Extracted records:
++++++++++
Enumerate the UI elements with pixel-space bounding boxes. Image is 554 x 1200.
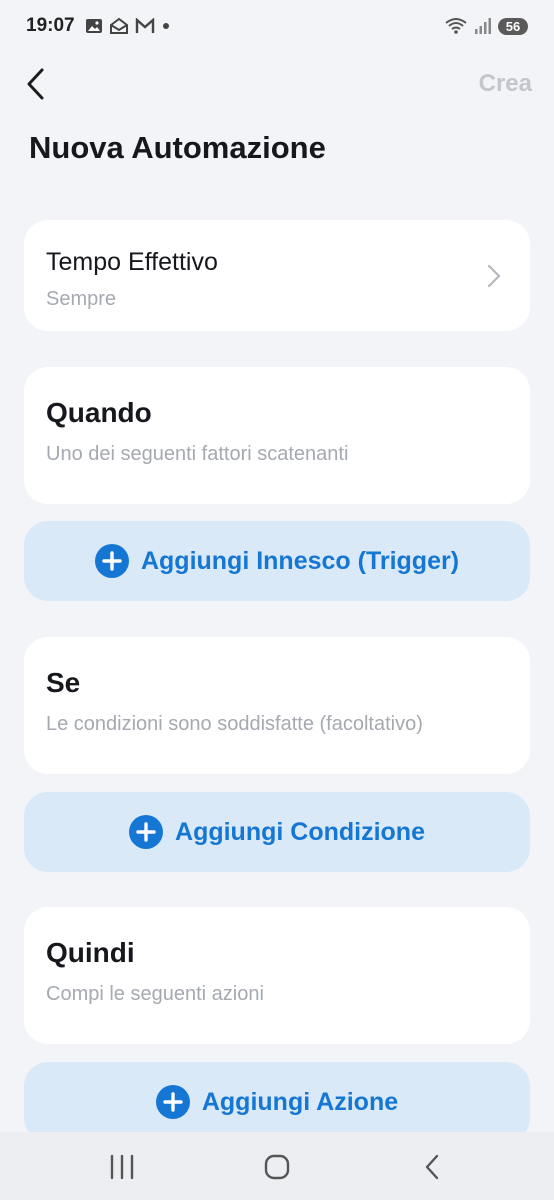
wifi-icon xyxy=(445,18,467,34)
add-action-label: Aggiungi Azione xyxy=(201,1087,399,1116)
add-condition-button[interactable]: Aggiungi Condizione xyxy=(24,792,530,872)
add-action-button[interactable]: Aggiungi Azione xyxy=(24,1062,530,1142)
mail-stack-icon xyxy=(109,17,128,34)
status-time: 19:07 xyxy=(26,15,75,36)
add-condition-label: Aggiungi Condizione xyxy=(175,817,425,846)
back-button[interactable] xyxy=(22,66,52,102)
then-title: Quindi xyxy=(46,937,135,968)
then-card: Quindi Compi le seguenti azioni xyxy=(24,907,530,1044)
add-trigger-button[interactable]: Aggiungi Innesco (Trigger) xyxy=(24,521,530,601)
top-bar: Crea xyxy=(0,60,554,110)
recent-apps-icon xyxy=(110,1154,134,1180)
if-title: Se xyxy=(46,667,81,698)
create-button[interactable]: Crea xyxy=(479,70,532,98)
then-subtitle: Compi le seguenti azioni xyxy=(46,983,264,1005)
effective-time-card[interactable]: Tempo Effettivo Sempre xyxy=(24,220,530,331)
chevron-left-icon xyxy=(27,68,44,100)
add-trigger-label: Aggiungi Innesco (Trigger) xyxy=(140,546,460,575)
gallery-icon xyxy=(85,19,102,33)
effective-time-title: Tempo Effettivo xyxy=(46,248,218,276)
plus-circle-icon xyxy=(94,544,129,578)
chevron-right-icon xyxy=(487,264,501,288)
plus-circle-icon xyxy=(155,1085,190,1119)
page-title: Nuova Automazione xyxy=(29,130,326,165)
signal-icon xyxy=(475,18,491,34)
effective-time-value: Sempre xyxy=(46,288,117,310)
if-card: Se Le condizioni sono soddisfatte (facol… xyxy=(24,637,530,774)
gmail-icon xyxy=(135,18,154,33)
dot-icon xyxy=(162,23,169,29)
status-bar: 19:07 56 xyxy=(0,0,554,52)
battery-indicator: 56 xyxy=(498,17,528,35)
navigation-bar xyxy=(0,1132,554,1200)
home-button[interactable] xyxy=(257,1152,297,1182)
when-title: Quando xyxy=(46,397,152,428)
if-subtitle: Le condizioni sono soddisfatte (facoltat… xyxy=(46,713,423,735)
when-card: Quando Uno dei seguenti fattori scatenan… xyxy=(24,367,530,504)
recent-apps-button[interactable] xyxy=(102,1152,142,1182)
when-subtitle: Uno dei seguenti fattori scatenanti xyxy=(46,443,349,465)
plus-circle-icon xyxy=(129,815,164,849)
back-icon xyxy=(425,1154,439,1180)
nav-back-button[interactable] xyxy=(412,1152,452,1182)
home-icon xyxy=(264,1154,290,1180)
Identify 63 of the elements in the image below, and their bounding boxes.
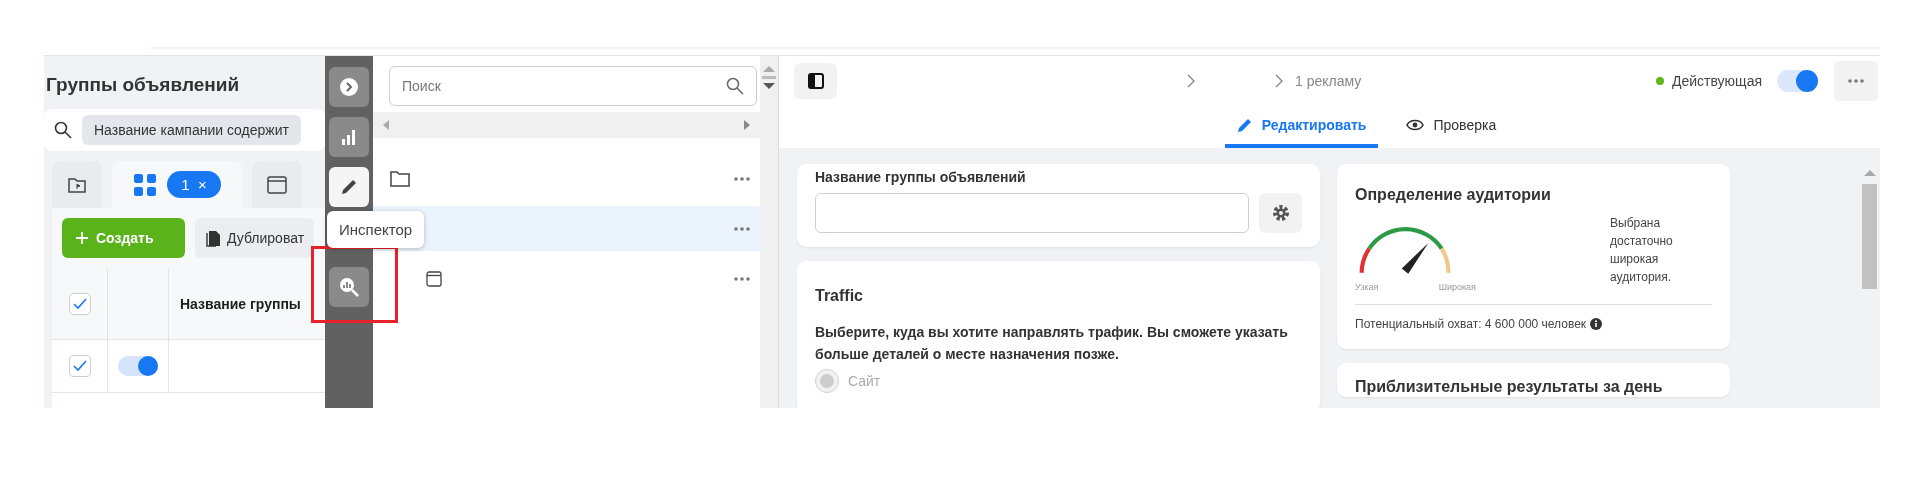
panel-title: Группы объявлений xyxy=(45,73,241,97)
pencil-icon xyxy=(1236,117,1253,133)
checkmark-icon xyxy=(72,297,87,310)
window-icon xyxy=(267,175,287,194)
vertical-scrollbar[interactable] xyxy=(760,56,778,408)
duplicate-button[interactable]: Дублироват xyxy=(195,218,315,258)
more-icon[interactable] xyxy=(734,176,750,181)
level-tab[interactable]: 1 × xyxy=(112,161,242,208)
copy-icon xyxy=(205,229,221,247)
horizontal-scrollbar[interactable] xyxy=(373,112,760,138)
tool-button[interactable] xyxy=(329,67,369,107)
window-icon xyxy=(426,270,442,287)
folder-flag-icon xyxy=(68,176,86,193)
bar-chart-icon xyxy=(341,129,357,145)
filter-bar[interactable]: Название кампании содержит xyxy=(44,109,325,151)
magnifier-chart-icon xyxy=(339,277,359,297)
eye-icon xyxy=(1406,119,1425,131)
card-title: Traffic xyxy=(815,287,864,305)
chevron-icon xyxy=(1187,74,1195,88)
gauge-label: Широкая xyxy=(1438,282,1476,292)
level-tab[interactable] xyxy=(252,161,302,208)
info-icon[interactable] xyxy=(1590,318,1603,330)
checkmark-icon xyxy=(72,360,87,372)
search-icon xyxy=(54,121,72,139)
selection-count-chip[interactable]: 1 × xyxy=(167,171,221,198)
sidebar-icon xyxy=(807,73,824,89)
pencil-icon xyxy=(340,178,358,196)
breadcrumb-link[interactable]: 1 рекламу xyxy=(1295,73,1362,89)
toggle-switch[interactable] xyxy=(118,356,158,376)
folder-icon xyxy=(390,170,410,187)
card-title: Определение аудитории xyxy=(1355,186,1552,204)
tooltip: Инспектор xyxy=(327,211,425,248)
search-field[interactable]: Поиск xyxy=(389,66,757,106)
filter-chip[interactable]: Название кампании содержит xyxy=(82,115,301,145)
description: Выберите, куда вы хотите направлять трафик. Вы сможете указать больше деталей о месте назначения позже. xyxy=(815,323,1289,364)
card-title: Приблизительные результаты за день xyxy=(1355,377,1664,397)
search-icon xyxy=(726,77,744,95)
status-label: Действующая xyxy=(1672,73,1762,89)
level-tab[interactable] xyxy=(52,161,102,208)
column-header[interactable]: Название группы xyxy=(180,295,301,312)
create-button[interactable]: Создать xyxy=(62,218,185,258)
audience-note: Выбрана достаточно широкая аудитория. xyxy=(1610,215,1674,286)
reach-text: Потенциальный охват: 4 600 000 человек xyxy=(1355,317,1587,331)
tool-button[interactable] xyxy=(329,267,369,307)
more-icon[interactable] xyxy=(734,276,750,281)
more-icon[interactable] xyxy=(1848,79,1864,83)
editor-tab[interactable]: Проверка xyxy=(1394,106,1509,148)
checkbox[interactable] xyxy=(68,355,91,377)
arrow-circle-icon xyxy=(340,78,358,96)
plus-icon xyxy=(76,232,88,244)
tool-button[interactable] xyxy=(329,167,369,207)
tool-button[interactable] xyxy=(329,117,369,157)
checkbox[interactable] xyxy=(68,292,91,315)
sidebar-toggle-button[interactable] xyxy=(794,63,837,99)
toggle-switch[interactable] xyxy=(1777,70,1818,92)
input-field[interactable] xyxy=(815,193,1249,233)
gauge-label: Узкая xyxy=(1355,282,1379,292)
more-icon[interactable] xyxy=(734,226,750,231)
grid-icon xyxy=(133,172,158,197)
settings-button[interactable] xyxy=(1259,193,1302,233)
settings-icon xyxy=(1271,204,1290,222)
chevron-icon xyxy=(1275,74,1283,88)
field-label: Название группы объявлений xyxy=(815,169,1027,185)
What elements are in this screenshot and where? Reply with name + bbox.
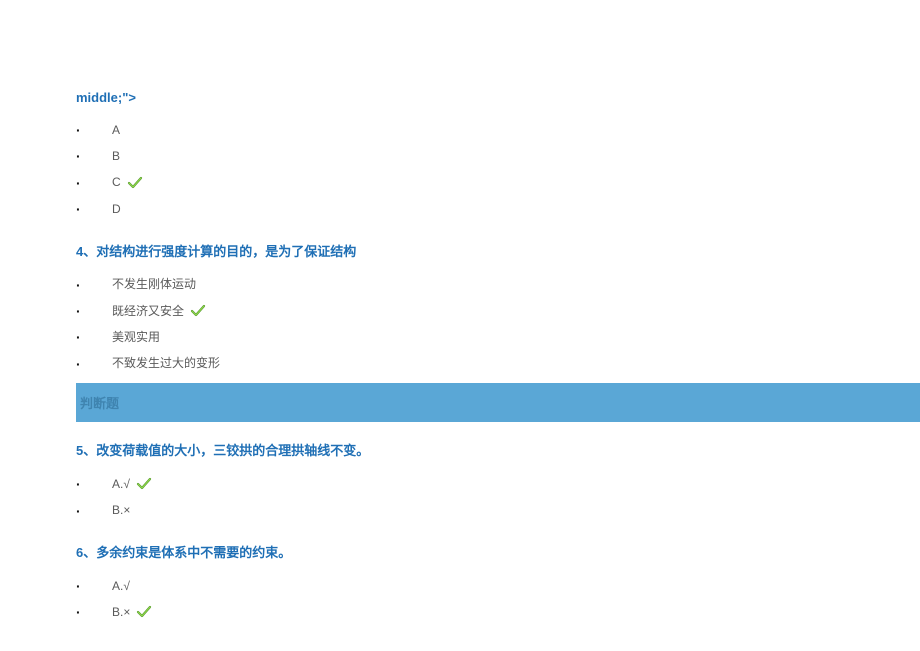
check-icon	[190, 304, 206, 318]
q4-options: · 不发生刚体运动 · 既经济又安全 · 美观实用 · 不致发生过大的变形	[76, 272, 844, 378]
list-item: · C	[76, 170, 844, 196]
bullet-icon: ·	[76, 198, 82, 220]
list-item: · A.√	[76, 471, 844, 497]
list-item: · 不致发生过大的变形	[76, 351, 844, 377]
check-icon	[127, 176, 143, 190]
option-text: A.√	[112, 475, 130, 494]
q5-options: · A.√ · B.×	[76, 471, 844, 524]
check-icon	[136, 605, 152, 619]
bullet-icon: ·	[76, 601, 82, 623]
bullet-icon: ·	[76, 500, 82, 522]
option-text: 美观实用	[112, 328, 160, 347]
list-item: · D	[76, 196, 844, 222]
list-item: · 不发生刚体运动	[76, 272, 844, 298]
bullet-icon: ·	[76, 326, 82, 348]
section-header: 判断题	[76, 383, 920, 422]
check-icon	[136, 477, 152, 491]
option-text: 不致发生过大的变形	[112, 354, 220, 373]
option-text: A.√	[112, 577, 130, 596]
option-text: D	[112, 200, 121, 219]
bullet-icon: ·	[76, 575, 82, 597]
bullet-icon: ·	[76, 300, 82, 322]
bullet-icon: ·	[76, 119, 82, 141]
list-item: · B.×	[76, 599, 844, 625]
list-item: · B.×	[76, 498, 844, 524]
list-item: · A	[76, 117, 844, 143]
list-item: · B	[76, 143, 844, 169]
list-item: · 既经济又安全	[76, 298, 844, 324]
bullet-icon: ·	[76, 353, 82, 375]
q3-options: · A · B · C · D	[76, 117, 844, 223]
html-fragment-header: middle;">	[76, 90, 844, 105]
page-content: middle;"> · A · B · C · D 4、对结构进行强度计算的目的…	[0, 0, 920, 646]
bullet-icon: ·	[76, 145, 82, 167]
q4-title: 4、对结构进行强度计算的目的，是为了保证结构	[76, 241, 844, 260]
bullet-icon: ·	[76, 473, 82, 495]
option-text: C	[112, 173, 121, 192]
q5-title: 5、改变荷载值的大小，三铰拱的合理拱轴线不变。	[76, 440, 844, 459]
option-text: B.×	[112, 603, 130, 622]
option-text: 不发生刚体运动	[112, 275, 196, 294]
q6-options: · A.√ · B.×	[76, 573, 844, 626]
bullet-icon: ·	[76, 274, 82, 296]
q6-title: 6、多余约束是体系中不需要的约束。	[76, 542, 844, 561]
option-text: B	[112, 147, 120, 166]
option-text: B.×	[112, 501, 130, 520]
list-item: · 美观实用	[76, 324, 844, 350]
list-item: · A.√	[76, 573, 844, 599]
option-text: A	[112, 121, 120, 140]
option-text: 既经济又安全	[112, 302, 184, 321]
bullet-icon: ·	[76, 172, 82, 194]
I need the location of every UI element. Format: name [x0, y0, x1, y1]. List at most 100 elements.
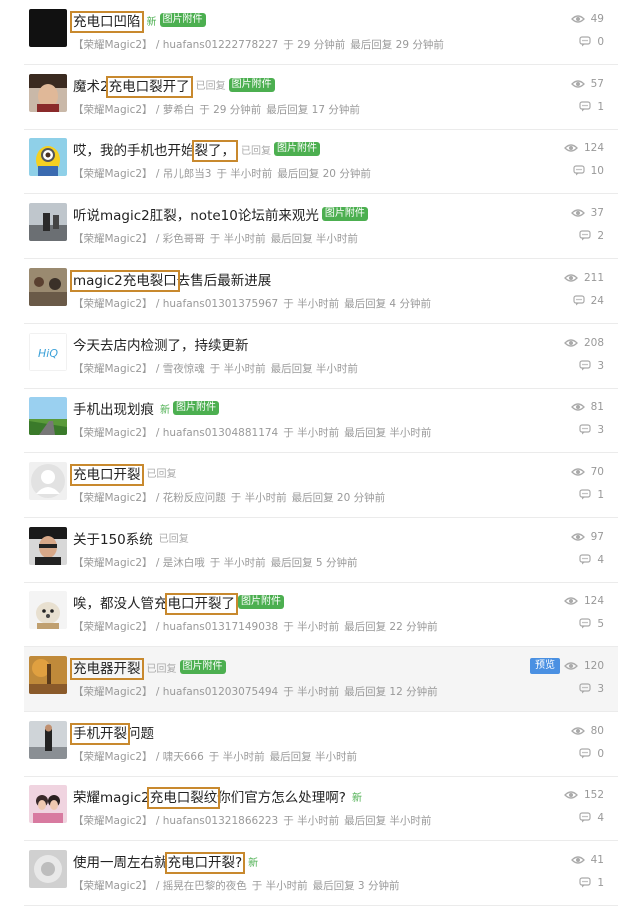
forum-link[interactable]: 【荣耀Magic2】 — [73, 492, 153, 504]
thread-title-line: 充电器开裂 已回复 图片附件 — [70, 654, 226, 680]
forum-link[interactable]: 【荣耀Magic2】 — [73, 815, 153, 827]
avatar[interactable] — [29, 850, 67, 889]
author-link[interactable]: 吊儿郎当3 — [163, 168, 212, 180]
thread-row[interactable]: 魔术2充电口裂开了 已回复 图片附件 【荣耀Magic2】 / 萝希白于 29 分钟前… — [24, 65, 618, 130]
thread-title-line: 今天去店内检测了，持续更新 — [73, 331, 249, 357]
author-link[interactable]: huafans01222778227 — [163, 39, 279, 51]
forum-link[interactable]: 【荣耀Magic2】 — [73, 751, 153, 763]
reply-count: 3 — [534, 421, 604, 439]
thread-title[interactable]: 手机开裂问题 — [70, 722, 154, 745]
author-link[interactable]: huafans01304881174 — [163, 427, 279, 439]
forum-link[interactable]: 【荣耀Magic2】 — [73, 298, 153, 310]
thread-title[interactable]: 充电器开裂 — [70, 657, 144, 680]
author-link[interactable]: 彩色哥哥 — [163, 233, 205, 245]
avatar[interactable]: HiQ — [29, 332, 67, 371]
avatar[interactable] — [29, 9, 67, 47]
thread-title-line: 手机出现划痕新图片附件 — [73, 395, 219, 421]
separator: / — [152, 880, 163, 893]
thread-row[interactable]: 手机出现划痕新图片附件 【荣耀Magic2】 / huafans013048811… — [24, 388, 618, 454]
separator: / — [152, 815, 163, 828]
eye-icon — [570, 725, 591, 737]
thread-title[interactable]: 魔术2充电口裂开了 — [73, 75, 193, 98]
thread-title[interactable]: 充电口凹陷 — [70, 10, 144, 33]
author-link[interactable]: huafans01203075494 — [163, 686, 279, 698]
comment-icon — [579, 489, 597, 501]
forum-link[interactable]: 【荣耀Magic2】 — [73, 363, 153, 375]
thread-row[interactable]: 充电口开裂 已回复 【荣耀Magic2】 / 花粉反应问题于 半小时前 最后回复 20… — [24, 453, 618, 518]
author-link[interactable]: 雪夜惊魂 — [163, 363, 205, 375]
avatar[interactable] — [29, 73, 67, 112]
new-badge: 新 — [146, 16, 157, 28]
forum-link[interactable]: 【荣耀Magic2】 — [73, 168, 153, 180]
thread-row[interactable]: 哎，我的手机也开始裂了， 已回复 图片附件 【荣耀Magic2】 / 吊儿郎当3 于 半… — [24, 129, 618, 195]
thread-row[interactable]: 充电口凹陷新图片附件 【荣耀Magic2】 / huafans0122277822… — [24, 0, 618, 65]
author-link[interactable]: 摇晃在巴黎的夜色 — [163, 880, 247, 892]
avatar[interactable] — [29, 526, 67, 565]
thread-title[interactable]: 哎，我的手机也开始裂了， — [73, 139, 238, 163]
thread-title[interactable]: 充电口开裂 — [70, 463, 144, 486]
thread-title[interactable]: 今天去店内检测了，持续更新 — [73, 334, 249, 354]
forum-link[interactable]: 【荣耀Magic2】 — [73, 104, 153, 116]
thread-row[interactable]: 手机开裂问题 【荣耀Magic2】 / 啸天666 于 半小时前 最后回复 半小时前 8… — [24, 712, 618, 777]
post-time: 于 半小时前 — [209, 362, 266, 375]
image-attachment-badge: 图片附件 — [274, 142, 320, 157]
separator: / — [152, 491, 163, 504]
thread-title[interactable]: 关于150系统 — [73, 528, 153, 548]
eye-icon — [564, 337, 584, 349]
author-link[interactable]: 是沐白哦 — [163, 557, 205, 569]
thread-stats: 152 4 — [534, 786, 604, 832]
thread-row[interactable]: 关于150系统 已回复 【荣耀Magic2】 / 是沐白哦于 半小时前 最后回复 5 … — [24, 518, 618, 583]
thread-row[interactable]: 唉，都没人管充电口开裂了 图片附件 【荣耀Magic2】 / huafans0131… — [24, 582, 618, 648]
author-link[interactable]: huafans01317149038 — [163, 621, 279, 633]
thread-row[interactable]: 荣耀magic2充电口裂纹你们官方怎么处理啊? 新【荣耀Magic2】 / hua… — [24, 776, 618, 842]
thread-row[interactable]: 听说magic2肛裂，note10论坛前来观光 图片附件 【荣耀Magic2】 / … — [24, 194, 618, 260]
title-text: 手机出现划痕 — [73, 402, 154, 419]
reply-count-value: 1 — [597, 877, 604, 890]
thread-title[interactable]: 听说magic2肛裂，note10论坛前来观光 — [73, 204, 319, 224]
avatar[interactable] — [29, 397, 67, 436]
author-link[interactable]: huafans01321866223 — [163, 815, 279, 827]
forum-link[interactable]: 【荣耀Magic2】 — [73, 621, 153, 633]
avatar[interactable] — [29, 785, 67, 824]
eye-icon — [570, 207, 591, 219]
thread-title[interactable]: 唉，都没人管充电口开裂了 — [73, 592, 238, 616]
forum-link[interactable]: 【荣耀Magic2】 — [73, 880, 153, 892]
thread-title-line: 魔术2充电口裂开了 已回复 图片附件 — [73, 72, 275, 98]
forum-link[interactable]: 【荣耀Magic2】 — [73, 233, 153, 245]
thread-title[interactable]: 手机出现划痕 — [73, 398, 154, 418]
thread-title[interactable]: 荣耀magic2充电口裂纹你们官方怎么处理啊? — [73, 786, 346, 810]
eye-icon — [564, 272, 584, 284]
avatar[interactable] — [29, 138, 67, 177]
avatar[interactable] — [29, 461, 67, 500]
thread-row[interactable]: 充电器开裂 已回复 图片附件 【荣耀Magic2】 / huafans01203075… — [24, 647, 618, 712]
new-badge: 新 — [248, 857, 259, 869]
eye-icon — [570, 78, 591, 90]
view-count: 124 — [534, 592, 604, 610]
thread-row[interactable]: magic2充电裂口去售后最新进展 【荣耀Magic2】 / huafans013… — [24, 259, 618, 324]
avatar[interactable] — [29, 656, 67, 694]
avatar[interactable] — [29, 203, 67, 242]
view-count: 49 — [534, 10, 604, 28]
thread-title[interactable]: 使用一周左右就充电口开裂? — [73, 851, 246, 875]
thread-title[interactable]: magic2充电裂口去售后最新进展 — [70, 269, 271, 292]
reply-count-value: 3 — [597, 683, 604, 695]
view-count: 97 — [534, 528, 604, 546]
avatar[interactable] — [29, 591, 67, 630]
last-reply-time: 最后回复 半小时前 — [270, 233, 358, 246]
view-count: 120 — [534, 657, 604, 675]
thread-stats: 124 10 — [534, 139, 604, 185]
author-link[interactable]: huafans01301375967 — [163, 298, 279, 310]
avatar[interactable] — [29, 267, 67, 306]
forum-link[interactable]: 【荣耀Magic2】 — [73, 686, 153, 698]
forum-link[interactable]: 【荣耀Magic2】 — [73, 557, 153, 569]
author-link[interactable]: 萝希白 — [163, 104, 195, 116]
svg-text:HiQ: HiQ — [38, 347, 58, 360]
author-link[interactable]: 花粉反应问题 — [163, 492, 226, 504]
thread-row[interactable]: HiQ 今天去店内检测了，持续更新 【荣耀Magic2】 / 雪夜惊魂于 半小时前最… — [24, 324, 618, 389]
author-link[interactable]: 啸天666 — [163, 751, 204, 763]
forum-link[interactable]: 【荣耀Magic2】 — [73, 427, 153, 439]
view-count-value: 124 — [583, 595, 604, 608]
forum-link[interactable]: 【荣耀Magic2】 — [73, 39, 153, 51]
thread-row[interactable]: 使用一周左右就充电口开裂? 新【荣耀Magic2】 / 摇晃在巴黎的夜色于 半小时… — [24, 841, 618, 906]
avatar[interactable] — [29, 720, 67, 759]
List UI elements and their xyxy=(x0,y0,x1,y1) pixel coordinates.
++++++++++
=== Exercise brief ===
Recast everything from the line containing "forum-link[interactable]: 【荣耀Magic2】 — [73, 492, 153, 504]" down to the line containing "author-link[interactable]: huafans01304881174 —" as a Markdown table with the columns No. and Line. Number each row and leave out any blank lines.

=== The answer ===
| No. | Line |
|---|---|
| 1 | forum-link[interactable]: 【荣耀Magic2】 — [73, 492, 153, 504] |
| 2 | thread-title-line: 充电器开裂 已回复 图片附件 — [70, 654, 226, 680] |
| 3 | forum-link[interactable]: 【荣耀Magic2】 — [73, 815, 153, 827] |
| 4 | avatar[interactable] — [29, 850, 67, 889] |
| 5 | author-link[interactable]: 吊儿郎当3 — [163, 168, 212, 180] |
| 6 | thread-row[interactable]: 魔术2充电口裂开了 已回复 图片附件 【荣耀Magic2】 / 萝希白于 29 分钟前… — [24, 65, 618, 130] |
| 7 | thread-title-line: 今天去店内检测了，持续更新 — [73, 331, 249, 357] |
| 8 | author-link[interactable]: huafans01222778227 — [163, 39, 279, 51] |
| 9 | forum-link[interactable]: 【荣耀Magic2】 — [73, 751, 153, 763] |
| 10 | reply-count: 3 — [534, 421, 604, 439] |
| 11 | thread-title[interactable]: 手机开裂问题 — [70, 722, 154, 745] |
| 12 | author-link[interactable]: huafans01304881174 — [163, 427, 279, 439] |